### SET PROBLEM
Reproduce all of the data exactly.

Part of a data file
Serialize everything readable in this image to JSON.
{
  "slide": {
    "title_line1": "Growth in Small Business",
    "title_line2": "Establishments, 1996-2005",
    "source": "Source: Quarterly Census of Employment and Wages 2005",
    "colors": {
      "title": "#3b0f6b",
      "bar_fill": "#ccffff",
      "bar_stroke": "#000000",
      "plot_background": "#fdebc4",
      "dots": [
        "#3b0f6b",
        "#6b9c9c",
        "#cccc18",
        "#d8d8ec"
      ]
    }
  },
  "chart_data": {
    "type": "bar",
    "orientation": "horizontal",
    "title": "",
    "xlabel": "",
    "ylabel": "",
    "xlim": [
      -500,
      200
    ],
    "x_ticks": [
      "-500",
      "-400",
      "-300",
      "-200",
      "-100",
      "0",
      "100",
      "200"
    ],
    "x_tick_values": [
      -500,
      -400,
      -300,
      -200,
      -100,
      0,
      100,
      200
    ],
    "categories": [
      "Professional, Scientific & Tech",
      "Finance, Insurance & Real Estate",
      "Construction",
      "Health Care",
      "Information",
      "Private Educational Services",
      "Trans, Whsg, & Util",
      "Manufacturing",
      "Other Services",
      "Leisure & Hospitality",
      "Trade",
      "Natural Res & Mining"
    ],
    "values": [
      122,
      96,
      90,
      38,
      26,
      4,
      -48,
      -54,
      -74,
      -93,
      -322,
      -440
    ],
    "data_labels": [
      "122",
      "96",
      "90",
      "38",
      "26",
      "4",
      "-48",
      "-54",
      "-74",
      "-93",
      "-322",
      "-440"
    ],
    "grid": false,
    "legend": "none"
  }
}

### RESULT
Serialize everything readable in this image to JSON.
{
  "slide": {
    "title_line1": "Growth in Small Business",
    "title_line2": "Establishments, 1996-2005",
    "source": "Source: Quarterly Census of Employment and Wages 2005",
    "colors": {
      "title": "#3b0f6b",
      "bar_fill": "#ccffff",
      "bar_stroke": "#000000",
      "plot_background": "#fdebc4",
      "dots": [
        "#3b0f6b",
        "#6b9c9c",
        "#cccc18",
        "#d8d8ec"
      ]
    }
  },
  "chart_data": {
    "type": "bar",
    "orientation": "horizontal",
    "title": "",
    "xlabel": "",
    "ylabel": "",
    "xlim": [
      -500,
      200
    ],
    "x_ticks": [
      "-500",
      "-400",
      "-300",
      "-200",
      "-100",
      "0",
      "100",
      "200"
    ],
    "x_tick_values": [
      -500,
      -400,
      -300,
      -200,
      -100,
      0,
      100,
      200
    ],
    "categories": [
      "Professional, Scientific & Tech",
      "Finance, Insurance & Real Estate",
      "Construction",
      "Health Care",
      "Information",
      "Private Educational Services",
      "Trans, Whsg, & Util",
      "Manufacturing",
      "Other Services",
      "Leisure & Hospitality",
      "Trade",
      "Natural Res & Mining"
    ],
    "values": [
      122,
      96,
      90,
      38,
      26,
      4,
      -48,
      -54,
      -74,
      -93,
      -322,
      -440
    ],
    "data_labels": [
      "122",
      "96",
      "90",
      "38",
      "26",
      "4",
      "-48",
      "-54",
      "-74",
      "-93",
      "-322",
      "-440"
    ],
    "grid": false,
    "legend": "none"
  }
}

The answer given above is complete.